Data items:
* * * * *

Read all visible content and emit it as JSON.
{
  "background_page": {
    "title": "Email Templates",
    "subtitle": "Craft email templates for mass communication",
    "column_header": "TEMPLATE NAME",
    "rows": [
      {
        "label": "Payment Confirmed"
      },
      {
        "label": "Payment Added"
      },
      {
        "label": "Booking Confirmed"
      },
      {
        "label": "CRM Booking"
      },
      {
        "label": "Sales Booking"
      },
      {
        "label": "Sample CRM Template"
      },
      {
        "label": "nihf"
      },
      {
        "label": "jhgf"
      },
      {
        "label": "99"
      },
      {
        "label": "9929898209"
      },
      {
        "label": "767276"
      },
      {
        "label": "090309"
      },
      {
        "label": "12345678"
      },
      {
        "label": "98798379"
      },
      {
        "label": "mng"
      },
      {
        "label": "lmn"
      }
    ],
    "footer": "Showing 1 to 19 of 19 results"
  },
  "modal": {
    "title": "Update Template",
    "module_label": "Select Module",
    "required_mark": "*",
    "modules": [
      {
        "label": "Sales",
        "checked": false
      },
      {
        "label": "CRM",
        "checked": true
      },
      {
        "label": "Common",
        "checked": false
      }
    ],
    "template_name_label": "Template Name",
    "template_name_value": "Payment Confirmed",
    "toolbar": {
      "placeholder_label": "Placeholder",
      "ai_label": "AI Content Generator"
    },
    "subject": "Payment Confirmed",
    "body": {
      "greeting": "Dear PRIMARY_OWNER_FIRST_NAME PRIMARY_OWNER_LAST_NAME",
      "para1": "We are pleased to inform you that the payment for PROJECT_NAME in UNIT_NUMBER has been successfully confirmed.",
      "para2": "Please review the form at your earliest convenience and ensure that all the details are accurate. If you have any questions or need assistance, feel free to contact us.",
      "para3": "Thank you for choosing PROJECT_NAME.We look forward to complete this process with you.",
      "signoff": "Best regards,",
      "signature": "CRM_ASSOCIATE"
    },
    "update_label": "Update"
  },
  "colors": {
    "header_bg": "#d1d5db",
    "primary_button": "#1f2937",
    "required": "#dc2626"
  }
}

* * * * *

▸ Directions
Print out all the entries precisely as written.

▸ Task answer
Read all visible content and emit it as JSON.
{
  "background_page": {
    "title": "Email Templates",
    "subtitle": "Craft email templates for mass communication",
    "column_header": "TEMPLATE NAME",
    "rows": [
      {
        "label": "Payment Confirmed"
      },
      {
        "label": "Payment Added"
      },
      {
        "label": "Booking Confirmed"
      },
      {
        "label": "CRM Booking"
      },
      {
        "label": "Sales Booking"
      },
      {
        "label": "Sample CRM Template"
      },
      {
        "label": "nihf"
      },
      {
        "label": "jhgf"
      },
      {
        "label": "99"
      },
      {
        "label": "9929898209"
      },
      {
        "label": "767276"
      },
      {
        "label": "090309"
      },
      {
        "label": "12345678"
      },
      {
        "label": "98798379"
      },
      {
        "label": "mng"
      },
      {
        "label": "lmn"
      }
    ],
    "footer": "Showing 1 to 19 of 19 results"
  },
  "modal": {
    "title": "Update Template",
    "module_label": "Select Module",
    "required_mark": "*",
    "modules": [
      {
        "label": "Sales",
        "checked": false
      },
      {
        "label": "CRM",
        "checked": true
      },
      {
        "label": "Common",
        "checked": false
      }
    ],
    "template_name_label": "Template Name",
    "template_name_value": "Payment Confirmed",
    "toolbar": {
      "placeholder_label": "Placeholder",
      "ai_label": "AI Content Generator"
    },
    "subject": "Payment Confirmed",
    "body": {
      "greeting": "Dear PRIMARY_OWNER_FIRST_NAME PRIMARY_OWNER_LAST_NAME",
      "para1": "We are pleased to inform you that the payment for PROJECT_NAME in UNIT_NUMBER has been successfully confirmed.",
      "para2": "Please review the form at your earliest convenience and ensure that all the details are accurate. If you have any questions or need assistance, feel free to contact us.",
      "para3": "Thank you for choosing PROJECT_NAME.We look forward to complete this process with you.",
      "signoff": "Best regards,",
      "signature": "CRM_ASSOCIATE"
    },
    "update_label": "Update"
  },
  "colors": {
    "header_bg": "#d1d5db",
    "primary_button": "#1f2937",
    "required": "#dc2626"
  }
}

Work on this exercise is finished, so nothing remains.